[Stored dataset items]
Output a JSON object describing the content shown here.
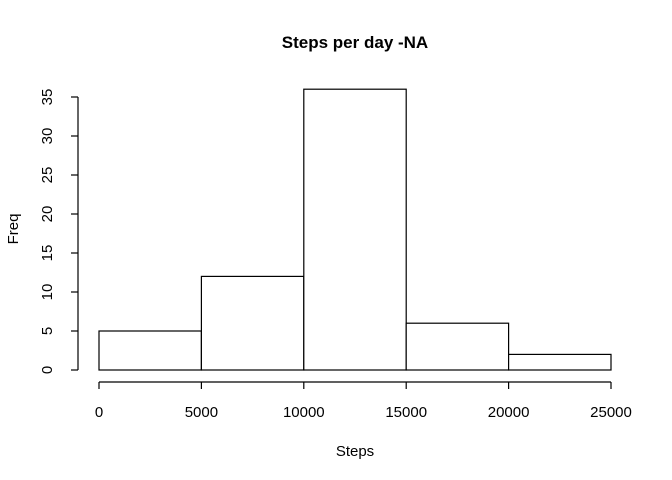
{
  "chart_data": {
    "type": "bar",
    "title": "Steps per day -NA",
    "xlabel": "Steps",
    "ylabel": "Freq",
    "bins": [
      {
        "from": 0,
        "to": 5000,
        "count": 5
      },
      {
        "from": 5000,
        "to": 10000,
        "count": 12
      },
      {
        "from": 10000,
        "to": 15000,
        "count": 36
      },
      {
        "from": 15000,
        "to": 20000,
        "count": 6
      },
      {
        "from": 20000,
        "to": 25000,
        "count": 2
      }
    ],
    "xlim": [
      0,
      25000
    ],
    "ylim": [
      0,
      35
    ],
    "xticks": [
      0,
      5000,
      10000,
      15000,
      20000,
      25000
    ],
    "yticks": [
      0,
      5,
      10,
      15,
      20,
      25,
      30,
      35
    ],
    "grid": false,
    "colors": {
      "bar_fill": "#ffffff",
      "bar_stroke": "#000000"
    }
  }
}
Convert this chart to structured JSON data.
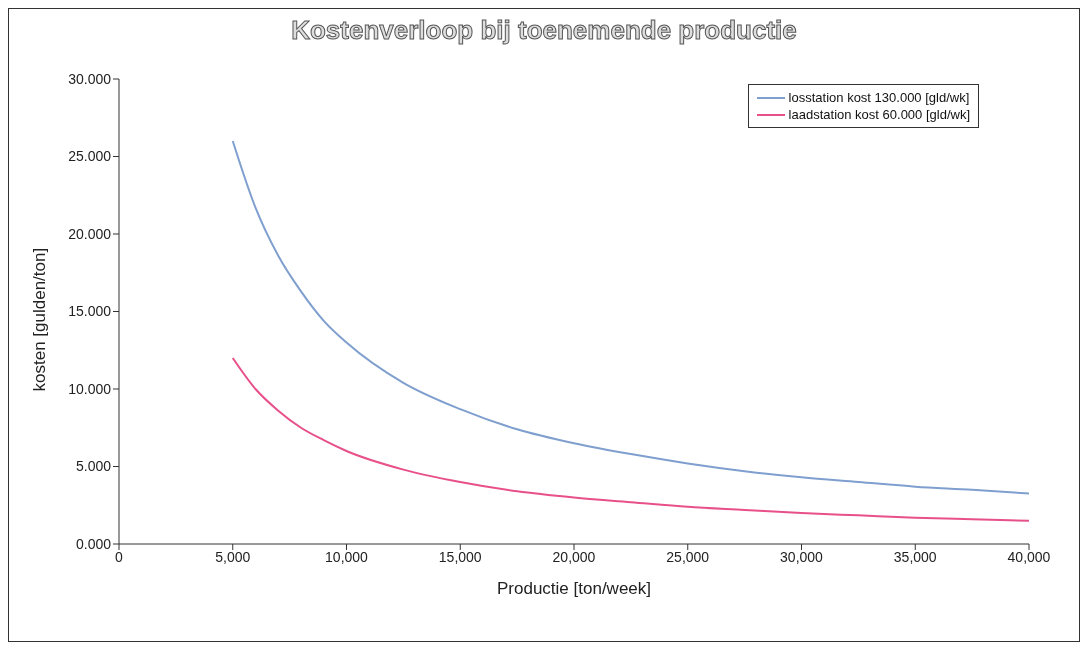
{
  "chart_data": {
    "type": "line",
    "title": "Kostenverloop bij toenemende productie",
    "xlabel": "Productie [ton/week]",
    "ylabel": "kosten [gulden/ton]",
    "x": [
      5000,
      6000,
      7000,
      8000,
      9000,
      10000,
      12500,
      15000,
      17500,
      20000,
      22500,
      25000,
      27500,
      30000,
      32500,
      35000,
      37500,
      40000
    ],
    "series": [
      {
        "name": "losstation kost 130.000 [gld/wk]",
        "color": "#7f9fcf",
        "values": [
          26,
          21.7,
          18.6,
          16.3,
          14.4,
          13,
          10.4,
          8.7,
          7.4,
          6.5,
          5.8,
          5.2,
          4.7,
          4.3,
          4,
          3.7,
          3.5,
          3.25
        ]
      },
      {
        "name": "laadstation kost 60.000 [gld/wk]",
        "color": "#e8508a",
        "values": [
          12,
          10,
          8.6,
          7.5,
          6.7,
          6,
          4.8,
          4,
          3.4,
          3,
          2.7,
          2.4,
          2.2,
          2,
          1.85,
          1.7,
          1.6,
          1.5
        ]
      }
    ],
    "xlim": [
      0,
      40000
    ],
    "xticks": [
      0,
      {
        "value": 5000,
        "label": "5,000"
      },
      {
        "value": 10000,
        "label": "10,000"
      },
      {
        "value": 15000,
        "label": "15,000"
      },
      {
        "value": 20000,
        "label": "20,000"
      },
      {
        "value": 25000,
        "label": "25,000"
      },
      {
        "value": 30000,
        "label": "30,000"
      },
      {
        "value": 35000,
        "label": "35,000"
      },
      {
        "value": 40000,
        "label": "40,000"
      }
    ],
    "ylim": [
      0,
      30
    ],
    "yticks": [
      {
        "value": 0,
        "label": "0.000"
      },
      {
        "value": 5,
        "label": "5.000"
      },
      {
        "value": 10,
        "label": "10.000"
      },
      {
        "value": 15,
        "label": "15.000"
      },
      {
        "value": 20,
        "label": "20.000"
      },
      {
        "value": 25,
        "label": "25.000"
      },
      {
        "value": 30,
        "label": "30.000"
      }
    ],
    "legend": "top right",
    "marker": "none",
    "line_style": "solid",
    "grid": false
  }
}
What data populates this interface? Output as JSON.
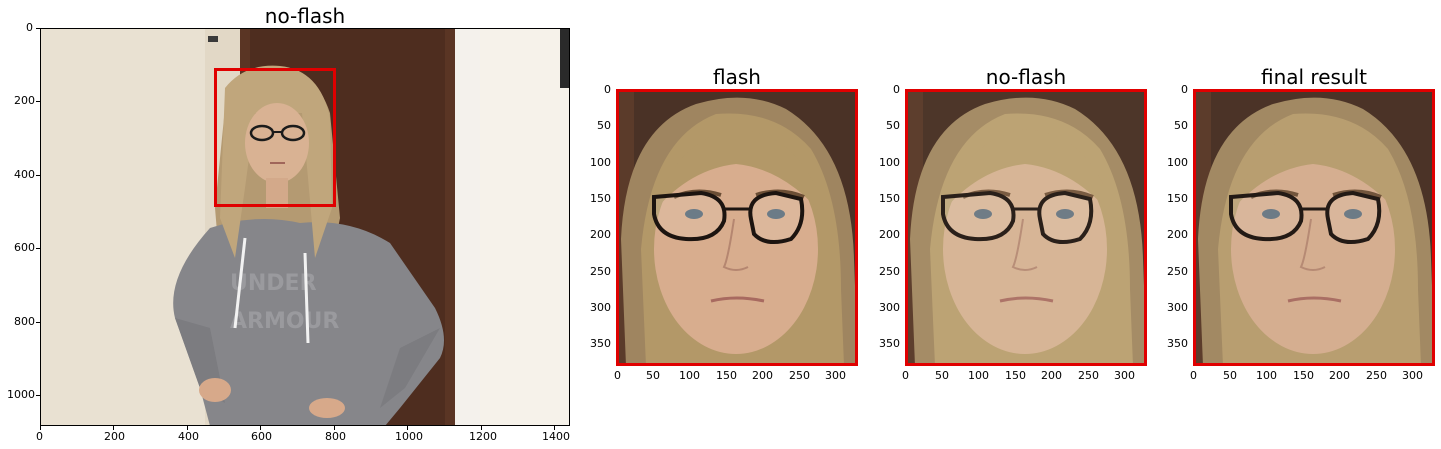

WRITTEN TASK:
Output each line exactly; omit every picture.

SOLUTION FOR THIS PROBLEM:
Output a JSON object describing the content shown here.
{
  "chart_data": {
    "type": "bar",
    "title": "Steps per day -NA",
    "xlabel": "Steps",
    "ylabel": "Freq",
    "bins": [
      {
        "from": 0,
        "to": 5000,
        "count": 5
      },
      {
        "from": 5000,
        "to": 10000,
        "count": 12
      },
      {
        "from": 10000,
        "to": 15000,
        "count": 36
      },
      {
        "from": 15000,
        "to": 20000,
        "count": 6
      },
      {
        "from": 20000,
        "to": 25000,
        "count": 2
      }
    ],
    "xlim": [
      0,
      25000
    ],
    "ylim": [
      0,
      35
    ],
    "xticks": [
      0,
      5000,
      10000,
      15000,
      20000,
      25000
    ],
    "yticks": [
      0,
      5,
      10,
      15,
      20,
      25,
      30,
      35
    ],
    "grid": false,
    "colors": {
      "bar_fill": "#ffffff",
      "bar_stroke": "#000000"
    }
  }
}
Convert this chart to structured JSON data.
{
  "chart_data": {
    "type": "line",
    "title": "Kostenverloop bij toenemende productie",
    "xlabel": "Productie [ton/week]",
    "ylabel": "kosten [gulden/ton]",
    "x": [
      5000,
      6000,
      7000,
      8000,
      9000,
      10000,
      12500,
      15000,
      17500,
      20000,
      22500,
      25000,
      27500,
      30000,
      32500,
      35000,
      37500,
      40000
    ],
    "series": [
      {
        "name": "losstation kost 130.000 [gld/wk]",
        "color": "#7f9fcf",
        "values": [
          26,
          21.7,
          18.6,
          16.3,
          14.4,
          13,
          10.4,
          8.7,
          7.4,
          6.5,
          5.8,
          5.2,
          4.7,
          4.3,
          4,
          3.7,
          3.5,
          3.25
        ]
      },
      {
        "name": "laadstation kost 60.000 [gld/wk]",
        "color": "#e8508a",
        "values": [
          12,
          10,
          8.6,
          7.5,
          6.7,
          6,
          4.8,
          4,
          3.4,
          3,
          2.7,
          2.4,
          2.2,
          2,
          1.85,
          1.7,
          1.6,
          1.5
        ]
      }
    ],
    "xlim": [
      0,
      40000
    ],
    "xticks": [
      0,
      {
        "value": 5000,
        "label": "5,000"
      },
      {
        "value": 10000,
        "label": "10,000"
      },
      {
        "value": 15000,
        "label": "15,000"
      },
      {
        "value": 20000,
        "label": "20,000"
      },
      {
        "value": 25000,
        "label": "25,000"
      },
      {
        "value": 30000,
        "label": "30,000"
      },
      {
        "value": 35000,
        "label": "35,000"
      },
      {
        "value": 40000,
        "label": "40,000"
      }
    ],
    "ylim": [
      0,
      30
    ],
    "yticks": [
      {
        "value": 0,
        "label": "0.000"
      },
      {
        "value": 5,
        "label": "5.000"
      },
      {
        "value": 10,
        "label": "10.000"
      },
      {
        "value": 15,
        "label": "15.000"
      },
      {
        "value": 20,
        "label": "20.000"
      },
      {
        "value": 25,
        "label": "25.000"
      },
      {
        "value": 30,
        "label": "30.000"
      }
    ],
    "legend": "top right",
    "marker": "none",
    "line_style": "solid",
    "grid": false
  }
}
What data populates this interface? Output as JSON.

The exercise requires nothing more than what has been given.